-------- DATASET ROWS --------

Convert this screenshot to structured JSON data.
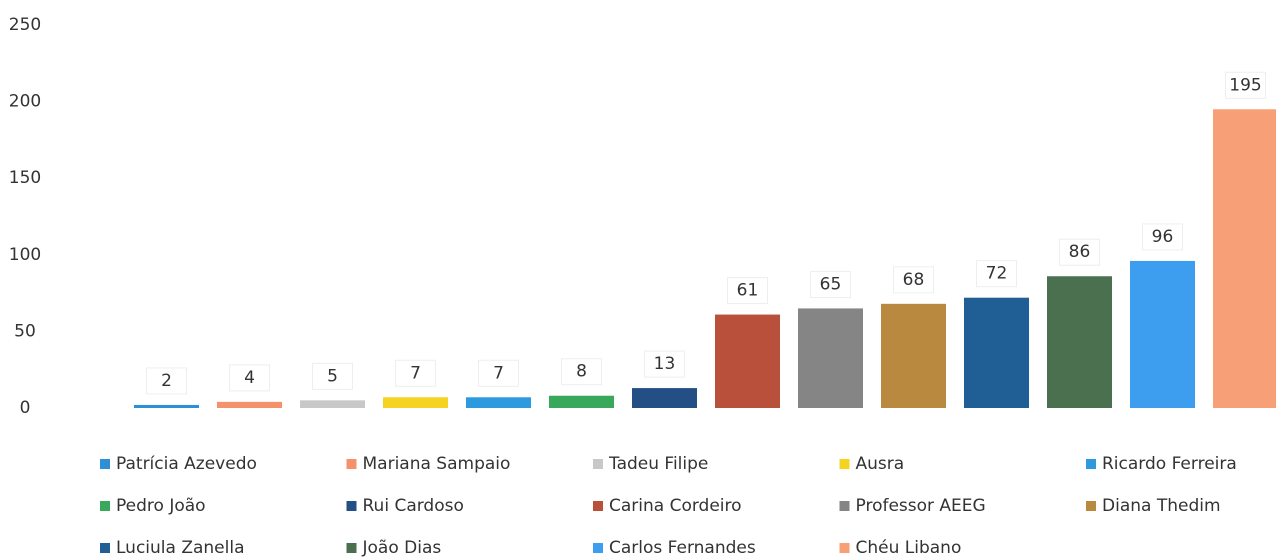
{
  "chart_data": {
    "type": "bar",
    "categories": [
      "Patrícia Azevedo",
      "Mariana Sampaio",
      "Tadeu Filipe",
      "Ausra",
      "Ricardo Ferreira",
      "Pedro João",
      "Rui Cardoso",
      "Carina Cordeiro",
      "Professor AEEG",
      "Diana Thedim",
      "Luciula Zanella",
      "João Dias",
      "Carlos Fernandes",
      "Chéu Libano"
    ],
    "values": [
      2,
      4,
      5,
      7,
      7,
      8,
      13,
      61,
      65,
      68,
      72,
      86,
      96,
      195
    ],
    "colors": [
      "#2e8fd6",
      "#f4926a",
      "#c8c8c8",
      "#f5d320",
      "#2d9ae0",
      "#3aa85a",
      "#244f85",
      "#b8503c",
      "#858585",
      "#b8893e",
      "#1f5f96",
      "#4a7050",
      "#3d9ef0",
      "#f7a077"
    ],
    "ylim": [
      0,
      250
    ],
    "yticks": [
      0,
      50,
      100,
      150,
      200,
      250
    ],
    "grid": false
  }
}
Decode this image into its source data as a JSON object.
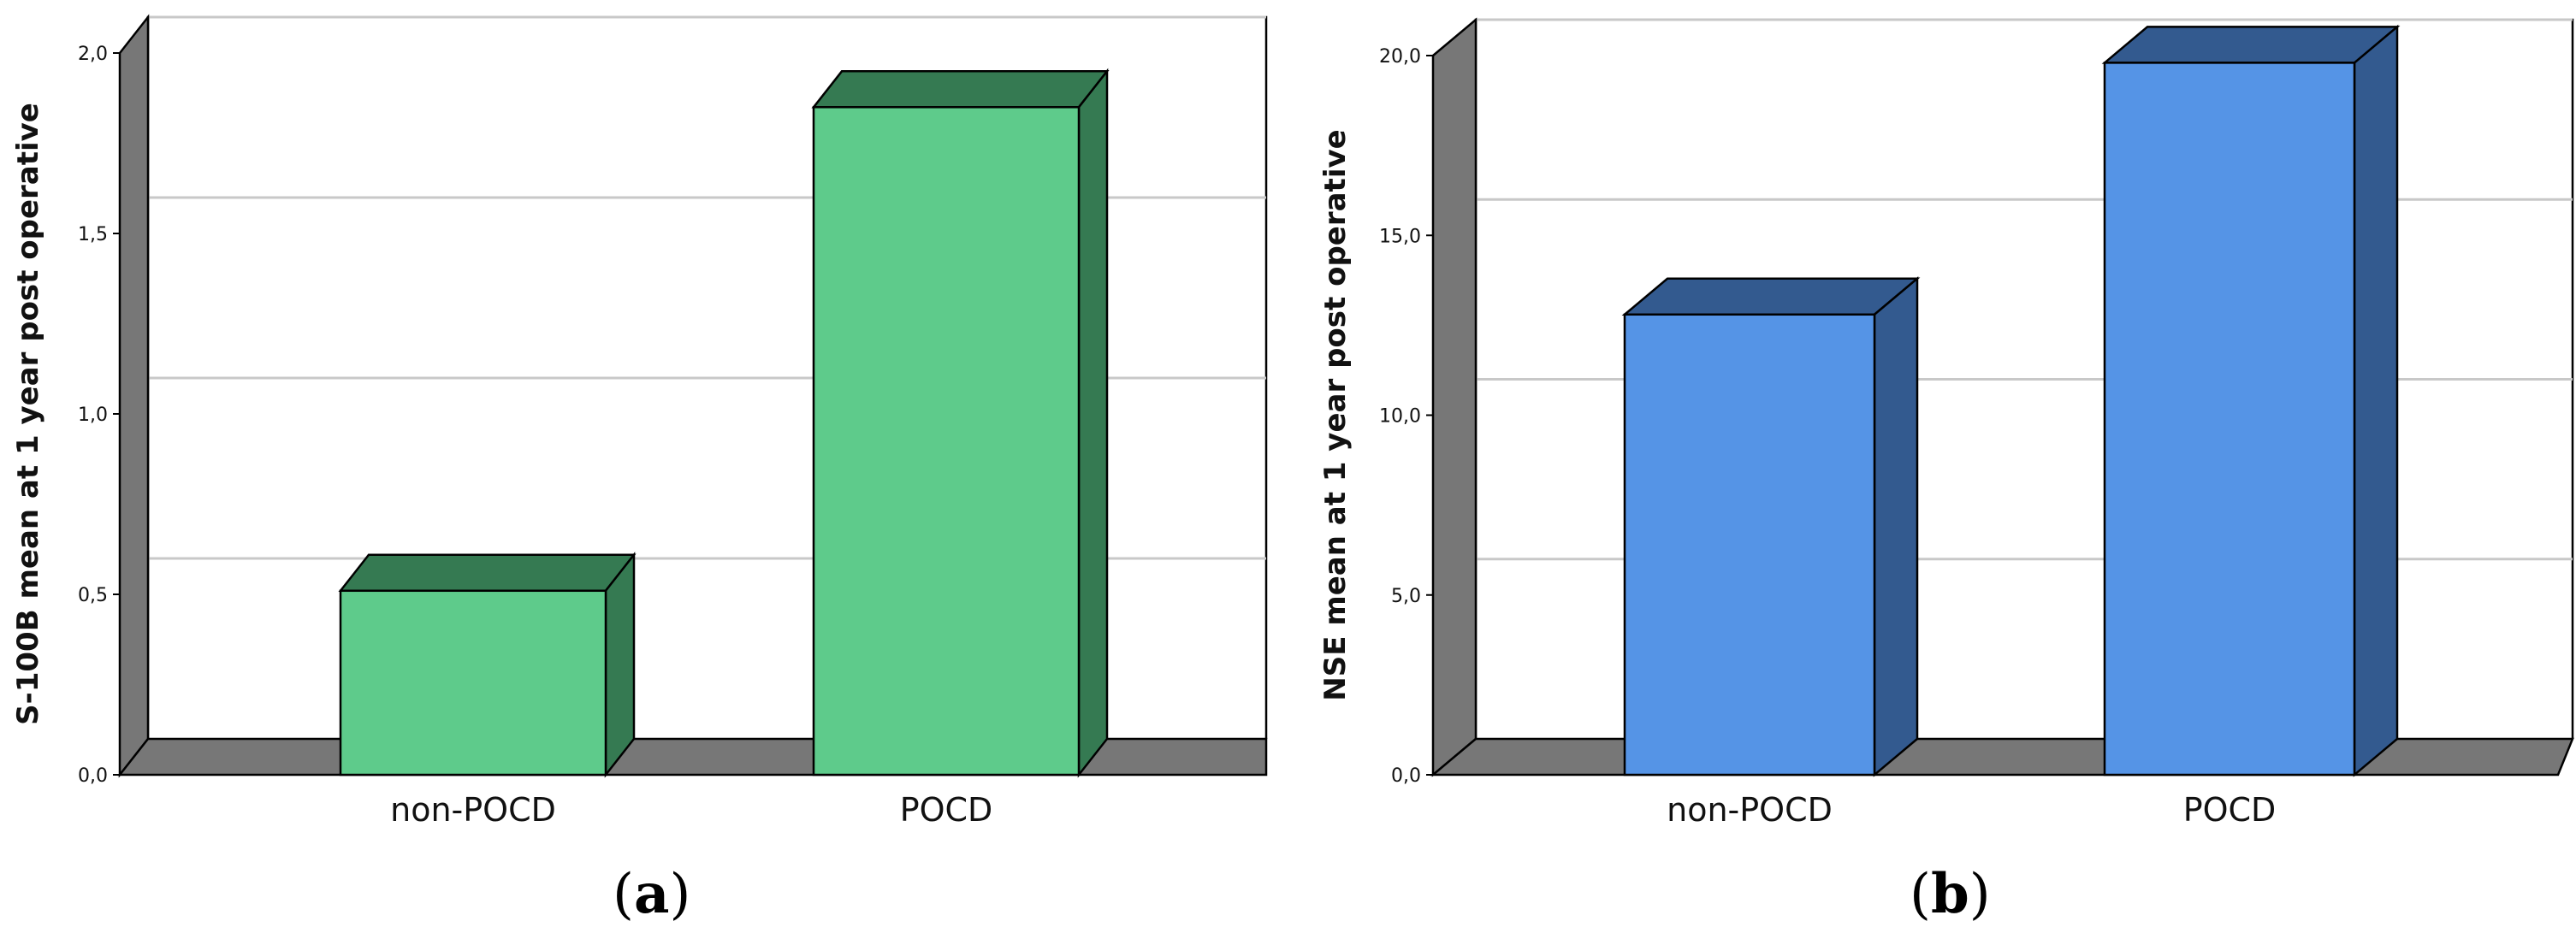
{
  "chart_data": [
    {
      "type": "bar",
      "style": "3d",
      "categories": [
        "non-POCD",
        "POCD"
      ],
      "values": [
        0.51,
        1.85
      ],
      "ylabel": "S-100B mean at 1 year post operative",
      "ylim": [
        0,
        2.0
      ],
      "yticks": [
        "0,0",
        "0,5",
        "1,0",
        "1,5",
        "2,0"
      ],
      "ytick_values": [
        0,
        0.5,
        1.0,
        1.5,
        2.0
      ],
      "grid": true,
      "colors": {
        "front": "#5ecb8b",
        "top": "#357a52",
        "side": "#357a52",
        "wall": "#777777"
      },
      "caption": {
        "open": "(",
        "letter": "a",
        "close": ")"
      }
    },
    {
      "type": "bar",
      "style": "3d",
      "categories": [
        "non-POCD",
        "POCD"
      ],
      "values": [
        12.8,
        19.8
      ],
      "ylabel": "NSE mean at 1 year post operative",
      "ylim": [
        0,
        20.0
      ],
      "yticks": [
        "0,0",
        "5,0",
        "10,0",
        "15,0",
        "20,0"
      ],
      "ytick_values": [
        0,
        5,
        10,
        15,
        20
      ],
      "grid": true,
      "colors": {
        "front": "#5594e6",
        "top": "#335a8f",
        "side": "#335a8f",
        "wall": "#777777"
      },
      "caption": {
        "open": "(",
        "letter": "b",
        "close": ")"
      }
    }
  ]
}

--------
-------- DATASET ROWS --------

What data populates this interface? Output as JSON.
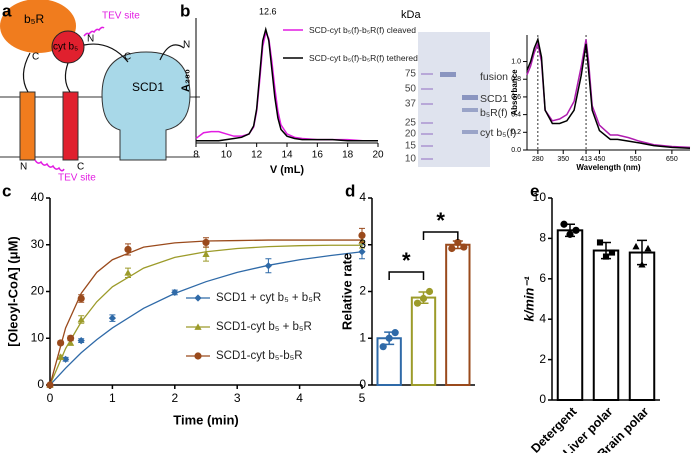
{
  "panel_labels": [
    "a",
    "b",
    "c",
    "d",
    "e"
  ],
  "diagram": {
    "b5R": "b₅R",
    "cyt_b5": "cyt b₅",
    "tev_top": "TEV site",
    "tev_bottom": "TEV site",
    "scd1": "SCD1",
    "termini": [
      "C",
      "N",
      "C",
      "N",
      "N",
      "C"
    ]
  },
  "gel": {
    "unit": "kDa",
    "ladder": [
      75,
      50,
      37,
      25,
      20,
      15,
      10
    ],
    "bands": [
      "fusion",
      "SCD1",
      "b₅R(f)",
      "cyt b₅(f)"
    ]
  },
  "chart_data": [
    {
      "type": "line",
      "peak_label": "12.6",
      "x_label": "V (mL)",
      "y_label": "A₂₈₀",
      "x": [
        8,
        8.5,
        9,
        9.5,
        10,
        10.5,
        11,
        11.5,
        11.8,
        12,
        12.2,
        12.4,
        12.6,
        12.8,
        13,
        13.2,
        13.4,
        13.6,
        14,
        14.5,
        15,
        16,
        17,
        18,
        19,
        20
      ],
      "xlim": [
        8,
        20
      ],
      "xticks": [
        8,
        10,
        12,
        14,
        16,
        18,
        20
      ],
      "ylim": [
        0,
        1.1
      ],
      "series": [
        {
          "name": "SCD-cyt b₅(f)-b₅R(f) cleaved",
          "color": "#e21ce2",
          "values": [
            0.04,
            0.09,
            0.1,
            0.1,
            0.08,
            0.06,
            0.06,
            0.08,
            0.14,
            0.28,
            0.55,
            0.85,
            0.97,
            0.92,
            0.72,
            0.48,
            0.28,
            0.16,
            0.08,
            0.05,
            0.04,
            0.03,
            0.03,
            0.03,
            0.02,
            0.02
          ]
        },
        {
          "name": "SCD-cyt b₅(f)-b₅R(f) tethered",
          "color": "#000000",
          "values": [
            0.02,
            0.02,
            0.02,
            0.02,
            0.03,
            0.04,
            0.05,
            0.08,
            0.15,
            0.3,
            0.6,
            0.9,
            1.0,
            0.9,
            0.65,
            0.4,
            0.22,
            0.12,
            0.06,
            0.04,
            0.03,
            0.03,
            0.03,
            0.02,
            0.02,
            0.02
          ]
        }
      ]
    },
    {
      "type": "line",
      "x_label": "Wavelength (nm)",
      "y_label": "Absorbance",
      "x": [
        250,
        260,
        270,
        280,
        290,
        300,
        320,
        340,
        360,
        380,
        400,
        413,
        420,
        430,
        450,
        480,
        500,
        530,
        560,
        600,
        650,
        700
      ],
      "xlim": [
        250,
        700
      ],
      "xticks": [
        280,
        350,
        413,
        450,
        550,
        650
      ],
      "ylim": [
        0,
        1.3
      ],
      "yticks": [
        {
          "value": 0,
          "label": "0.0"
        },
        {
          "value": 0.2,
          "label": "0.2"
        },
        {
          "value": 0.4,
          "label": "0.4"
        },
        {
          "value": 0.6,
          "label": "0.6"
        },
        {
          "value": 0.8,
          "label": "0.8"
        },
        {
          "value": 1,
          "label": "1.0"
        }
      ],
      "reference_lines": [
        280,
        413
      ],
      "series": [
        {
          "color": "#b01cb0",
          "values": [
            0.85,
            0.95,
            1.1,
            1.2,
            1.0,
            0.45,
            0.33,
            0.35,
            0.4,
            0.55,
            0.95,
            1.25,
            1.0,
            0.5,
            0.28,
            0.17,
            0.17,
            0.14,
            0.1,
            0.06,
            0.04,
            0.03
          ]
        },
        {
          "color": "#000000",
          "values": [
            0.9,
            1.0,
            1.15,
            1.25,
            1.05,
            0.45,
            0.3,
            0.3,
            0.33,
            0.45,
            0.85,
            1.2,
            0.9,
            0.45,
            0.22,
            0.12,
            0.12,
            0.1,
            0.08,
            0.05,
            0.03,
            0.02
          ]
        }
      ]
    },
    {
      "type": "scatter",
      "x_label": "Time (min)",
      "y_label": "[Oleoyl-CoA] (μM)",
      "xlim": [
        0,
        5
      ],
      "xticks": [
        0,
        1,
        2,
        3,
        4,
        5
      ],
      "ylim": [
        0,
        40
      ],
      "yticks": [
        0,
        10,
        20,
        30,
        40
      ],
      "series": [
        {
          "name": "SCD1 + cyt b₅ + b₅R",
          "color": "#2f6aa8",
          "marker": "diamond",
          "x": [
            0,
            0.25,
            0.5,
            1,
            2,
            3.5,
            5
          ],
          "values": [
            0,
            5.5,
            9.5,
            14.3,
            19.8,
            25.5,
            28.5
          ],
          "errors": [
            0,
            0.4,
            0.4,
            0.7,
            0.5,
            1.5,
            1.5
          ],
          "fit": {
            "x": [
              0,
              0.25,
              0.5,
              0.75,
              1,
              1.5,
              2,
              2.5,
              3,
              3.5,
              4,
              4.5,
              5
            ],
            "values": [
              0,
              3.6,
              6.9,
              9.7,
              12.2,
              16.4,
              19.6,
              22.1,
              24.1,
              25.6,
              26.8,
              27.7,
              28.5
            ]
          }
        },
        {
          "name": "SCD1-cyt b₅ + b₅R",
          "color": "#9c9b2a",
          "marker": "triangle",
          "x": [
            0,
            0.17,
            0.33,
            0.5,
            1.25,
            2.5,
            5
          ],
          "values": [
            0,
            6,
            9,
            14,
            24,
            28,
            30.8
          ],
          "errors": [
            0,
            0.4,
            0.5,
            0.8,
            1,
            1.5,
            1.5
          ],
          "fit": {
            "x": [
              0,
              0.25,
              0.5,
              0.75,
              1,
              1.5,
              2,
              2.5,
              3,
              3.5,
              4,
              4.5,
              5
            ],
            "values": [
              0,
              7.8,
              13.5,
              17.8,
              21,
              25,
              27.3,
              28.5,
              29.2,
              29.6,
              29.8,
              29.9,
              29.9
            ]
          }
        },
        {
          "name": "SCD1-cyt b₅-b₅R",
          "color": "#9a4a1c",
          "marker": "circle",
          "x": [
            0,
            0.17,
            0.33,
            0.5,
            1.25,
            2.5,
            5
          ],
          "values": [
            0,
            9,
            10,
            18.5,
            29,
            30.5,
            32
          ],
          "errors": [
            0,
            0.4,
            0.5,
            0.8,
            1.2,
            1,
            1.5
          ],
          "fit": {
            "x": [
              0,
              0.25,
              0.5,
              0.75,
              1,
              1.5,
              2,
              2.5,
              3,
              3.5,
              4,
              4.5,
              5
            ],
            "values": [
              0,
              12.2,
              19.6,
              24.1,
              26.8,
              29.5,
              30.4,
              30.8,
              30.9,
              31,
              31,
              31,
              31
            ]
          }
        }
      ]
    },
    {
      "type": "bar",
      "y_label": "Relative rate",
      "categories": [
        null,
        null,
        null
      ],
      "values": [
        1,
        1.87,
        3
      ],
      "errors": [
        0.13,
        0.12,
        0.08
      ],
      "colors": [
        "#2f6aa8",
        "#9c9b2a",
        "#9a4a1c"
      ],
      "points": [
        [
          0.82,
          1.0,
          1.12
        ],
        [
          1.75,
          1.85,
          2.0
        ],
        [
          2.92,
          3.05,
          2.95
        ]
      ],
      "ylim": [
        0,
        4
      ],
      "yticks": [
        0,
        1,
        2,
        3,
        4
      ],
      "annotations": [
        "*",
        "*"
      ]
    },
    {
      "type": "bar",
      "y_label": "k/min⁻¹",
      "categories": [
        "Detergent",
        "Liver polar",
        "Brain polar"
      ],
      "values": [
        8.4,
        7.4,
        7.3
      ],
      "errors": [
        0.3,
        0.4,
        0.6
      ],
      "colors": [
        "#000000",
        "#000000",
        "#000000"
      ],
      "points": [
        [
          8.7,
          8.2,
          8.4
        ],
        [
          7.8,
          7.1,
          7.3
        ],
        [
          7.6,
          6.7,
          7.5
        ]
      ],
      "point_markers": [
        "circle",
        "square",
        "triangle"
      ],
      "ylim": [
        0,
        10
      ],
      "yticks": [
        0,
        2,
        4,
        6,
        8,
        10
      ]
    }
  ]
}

--------

TASK STATEMENT: Where a line of the records above holds the word "mean", copy that line.

FULL RESPONSE:
      "ylabel": "S-100B mean at 1 year post operative",
      "ylabel": "NSE mean at 1 year post operative",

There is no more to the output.